Listed records:
□ □ □
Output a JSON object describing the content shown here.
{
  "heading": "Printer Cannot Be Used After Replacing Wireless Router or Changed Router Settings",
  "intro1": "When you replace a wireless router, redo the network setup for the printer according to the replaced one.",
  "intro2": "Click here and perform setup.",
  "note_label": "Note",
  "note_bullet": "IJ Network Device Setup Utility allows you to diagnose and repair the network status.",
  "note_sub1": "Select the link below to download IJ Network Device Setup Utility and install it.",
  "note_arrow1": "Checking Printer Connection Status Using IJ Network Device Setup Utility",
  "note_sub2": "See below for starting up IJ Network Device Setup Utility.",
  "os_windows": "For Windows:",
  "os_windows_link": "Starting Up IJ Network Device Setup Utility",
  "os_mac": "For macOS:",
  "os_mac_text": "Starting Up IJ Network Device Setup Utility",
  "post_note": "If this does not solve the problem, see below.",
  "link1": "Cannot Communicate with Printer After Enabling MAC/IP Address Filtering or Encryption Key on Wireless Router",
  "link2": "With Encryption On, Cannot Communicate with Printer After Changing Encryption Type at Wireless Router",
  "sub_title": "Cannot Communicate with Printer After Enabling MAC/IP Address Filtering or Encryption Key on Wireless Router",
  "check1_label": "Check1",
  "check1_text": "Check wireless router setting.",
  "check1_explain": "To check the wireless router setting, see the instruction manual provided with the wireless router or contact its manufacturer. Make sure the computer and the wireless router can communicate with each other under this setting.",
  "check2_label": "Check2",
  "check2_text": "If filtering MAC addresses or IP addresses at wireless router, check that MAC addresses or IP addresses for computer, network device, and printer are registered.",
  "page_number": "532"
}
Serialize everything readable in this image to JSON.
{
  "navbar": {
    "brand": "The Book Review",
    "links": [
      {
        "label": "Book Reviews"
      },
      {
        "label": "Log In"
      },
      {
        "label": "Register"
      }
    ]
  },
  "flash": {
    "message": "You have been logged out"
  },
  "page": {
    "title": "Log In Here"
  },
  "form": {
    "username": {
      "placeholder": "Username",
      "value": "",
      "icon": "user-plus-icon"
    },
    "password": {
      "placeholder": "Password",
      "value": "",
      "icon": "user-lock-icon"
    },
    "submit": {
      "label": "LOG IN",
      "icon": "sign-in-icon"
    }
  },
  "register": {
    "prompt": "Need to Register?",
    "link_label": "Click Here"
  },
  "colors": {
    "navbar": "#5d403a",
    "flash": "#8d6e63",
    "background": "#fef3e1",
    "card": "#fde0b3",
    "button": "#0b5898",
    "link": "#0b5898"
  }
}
□ □ □
Written problem:
Which lines include "Book"? Copy each of them out.

Correct response:
    "brand": "The Book Review",
        "label": "Book Reviews"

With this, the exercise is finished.